WHAT YOU ARE ASKED TO DO: Omit the pictures and return every entry exactly as written.

= = = = =

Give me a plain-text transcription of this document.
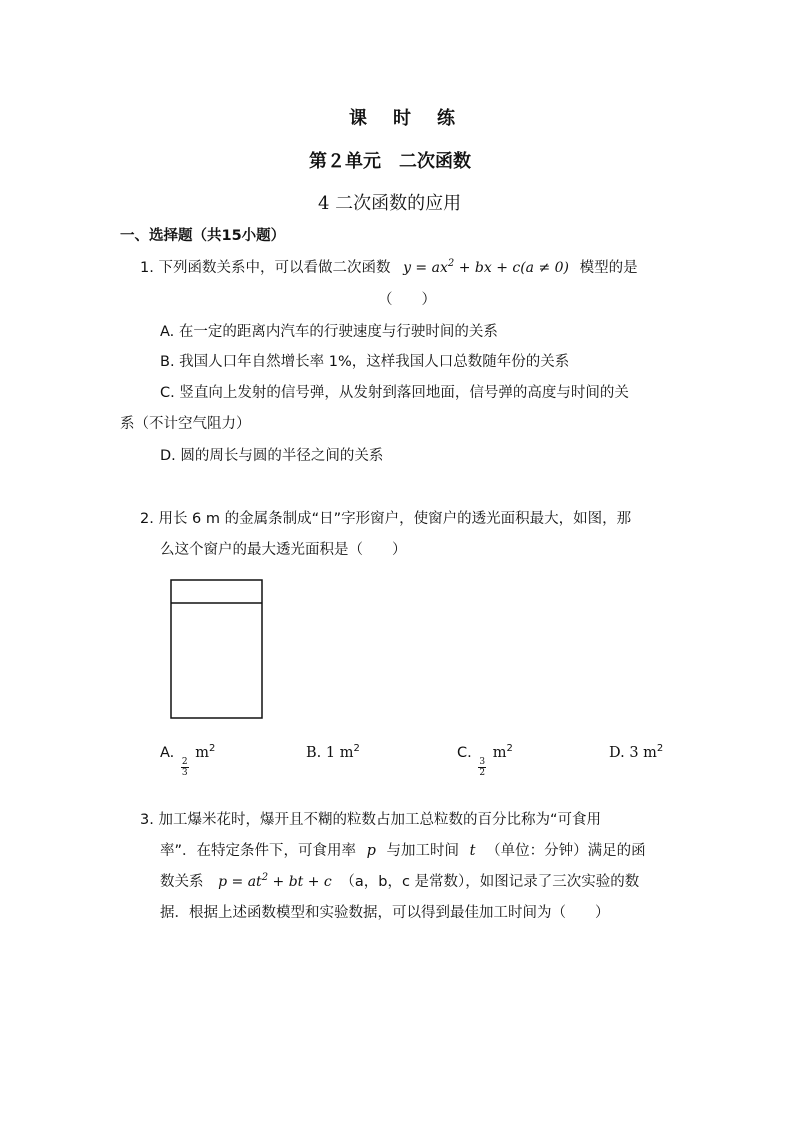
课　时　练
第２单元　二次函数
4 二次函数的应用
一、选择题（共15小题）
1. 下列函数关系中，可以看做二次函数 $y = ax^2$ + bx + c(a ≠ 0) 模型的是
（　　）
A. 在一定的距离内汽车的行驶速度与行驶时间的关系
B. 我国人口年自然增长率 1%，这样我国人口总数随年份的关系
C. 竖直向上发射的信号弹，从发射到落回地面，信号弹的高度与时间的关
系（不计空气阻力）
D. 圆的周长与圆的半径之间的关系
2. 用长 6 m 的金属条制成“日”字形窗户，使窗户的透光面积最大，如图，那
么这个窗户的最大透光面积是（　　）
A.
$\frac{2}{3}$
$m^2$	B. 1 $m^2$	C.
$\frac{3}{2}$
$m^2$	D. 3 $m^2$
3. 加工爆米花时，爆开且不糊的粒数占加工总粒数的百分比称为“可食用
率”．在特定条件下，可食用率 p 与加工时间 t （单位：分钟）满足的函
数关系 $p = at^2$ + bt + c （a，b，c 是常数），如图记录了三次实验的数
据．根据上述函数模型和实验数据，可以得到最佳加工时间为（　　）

= = = = =

SOLUTION:
Give me a plain-text transcription of this document.
课　时　练
第２单元　二次函数
4 二次函数的应用
一、选择题（共15小题）
1. 下列函数关系中，可以看做二次函数 $y = ax^2$ + bx + c(a ≠ 0) 模型的是
（　　）
A. 在一定的距离内汽车的行驶速度与行驶时间的关系
B. 我国人口年自然增长率 1%，这样我国人口总数随年份的关系
C. 竖直向上发射的信号弹，从发射到落回地面，信号弹的高度与时间的关
系（不计空气阻力）
D. 圆的周长与圆的半径之间的关系
2. 用长 6 m 的金属条制成“日”字形窗户，使窗户的透光面积最大，如图，那
么这个窗户的最大透光面积是（　　）
A.
$\frac{2}{3}$
$m^2$	B. 1 $m^2$	C.
$\frac{3}{2}$
$m^2$	D. 3 $m^2$
3. 加工爆米花时，爆开且不糊的粒数占加工总粒数的百分比称为“可食用
率”．在特定条件下，可食用率 p 与加工时间 t （单位：分钟）满足的函
数关系 $p = at^2$ + bt + c （a，b，c 是常数），如图记录了三次实验的数
据．根据上述函数模型和实验数据，可以得到最佳加工时间为（　　）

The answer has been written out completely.